Stated problem: Copy out all the lines exactly. Omit pictures.

Dataset entries:
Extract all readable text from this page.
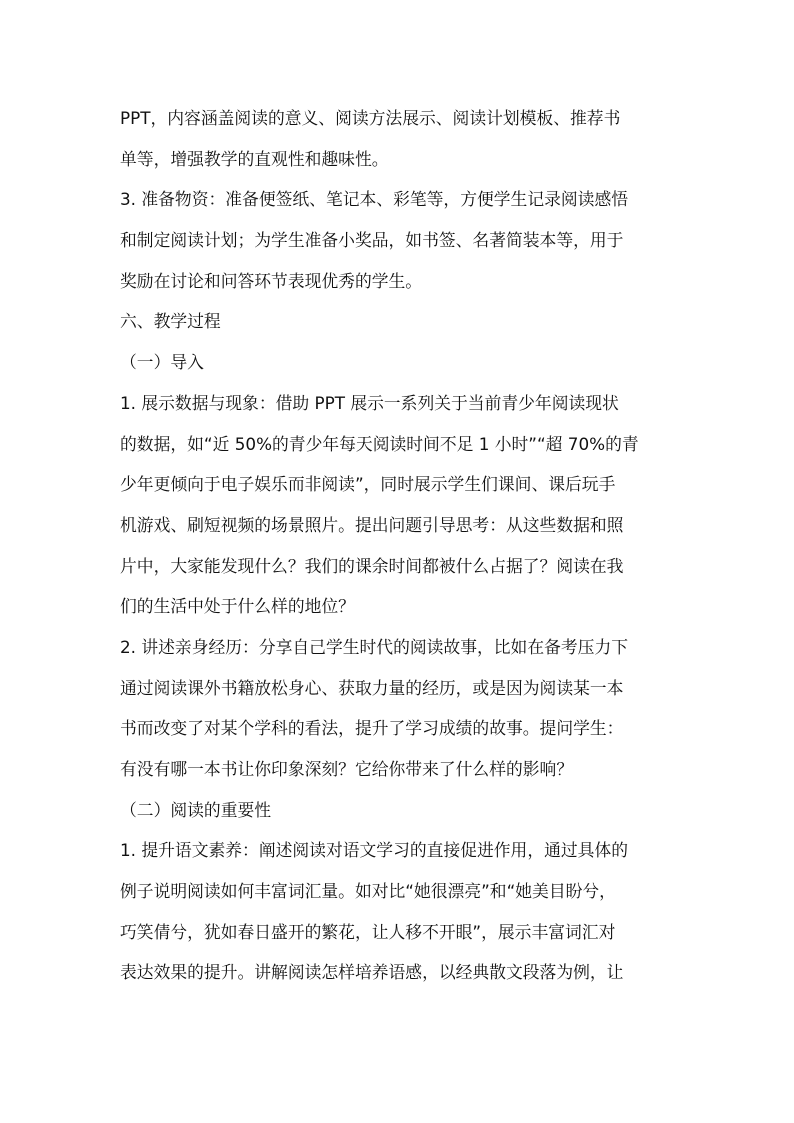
PPT，内容涵盖阅读的意义、阅读方法展示、阅读计划模板、推荐书
单等，增强教学的直观性和趣味性。
3. 准备物资：准备便签纸、笔记本、彩笔等，方便学生记录阅读感悟
和制定阅读计划；为学生准备小奖品，如书签、名著简装本等，用于
奖励在讨论和问答环节表现优秀的学生。
六、教学过程
（一）导入
1. 展示数据与现象：借助 PPT 展示一系列关于当前青少年阅读现状
的数据，如“近 50%的青少年每天阅读时间不足 1 小时”“超 70%的青
少年更倾向于电子娱乐而非阅读”，同时展示学生们课间、课后玩手
机游戏、刷短视频的场景照片。提出问题引导思考：从这些数据和照
片中，大家能发现什么？我们的课余时间都被什么占据了？阅读在我
们的生活中处于什么样的地位？
2. 讲述亲身经历：分享自己学生时代的阅读故事，比如在备考压力下
通过阅读课外书籍放松身心、获取力量的经历，或是因为阅读某一本
书而改变了对某个学科的看法，提升了学习成绩的故事。提问学生：
有没有哪一本书让你印象深刻？它给你带来了什么样的影响？
（二）阅读的重要性
1. 提升语文素养：阐述阅读对语文学习的直接促进作用，通过具体的
例子说明阅读如何丰富词汇量。如对比“她很漂亮”和“她美目盼兮，
巧笑倩兮，犹如春日盛开的繁花，让人移不开眼”，展示丰富词汇对
表达效果的提升。讲解阅读怎样培养语感，以经典散文段落为例，让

The answer:
Extract all readable text from this page.
PPT，内容涵盖阅读的意义、阅读方法展示、阅读计划模板、推荐书
单等，增强教学的直观性和趣味性。
3. 准备物资：准备便签纸、笔记本、彩笔等，方便学生记录阅读感悟
和制定阅读计划；为学生准备小奖品，如书签、名著简装本等，用于
奖励在讨论和问答环节表现优秀的学生。
六、教学过程
（一）导入
1. 展示数据与现象：借助 PPT 展示一系列关于当前青少年阅读现状
的数据，如“近 50%的青少年每天阅读时间不足 1 小时”“超 70%的青
少年更倾向于电子娱乐而非阅读”，同时展示学生们课间、课后玩手
机游戏、刷短视频的场景照片。提出问题引导思考：从这些数据和照
片中，大家能发现什么？我们的课余时间都被什么占据了？阅读在我
们的生活中处于什么样的地位？
2. 讲述亲身经历：分享自己学生时代的阅读故事，比如在备考压力下
通过阅读课外书籍放松身心、获取力量的经历，或是因为阅读某一本
书而改变了对某个学科的看法，提升了学习成绩的故事。提问学生：
有没有哪一本书让你印象深刻？它给你带来了什么样的影响？
（二）阅读的重要性
1. 提升语文素养：阐述阅读对语文学习的直接促进作用，通过具体的
例子说明阅读如何丰富词汇量。如对比“她很漂亮”和“她美目盼兮，
巧笑倩兮，犹如春日盛开的繁花，让人移不开眼”，展示丰富词汇对
表达效果的提升。讲解阅读怎样培养语感，以经典散文段落为例，让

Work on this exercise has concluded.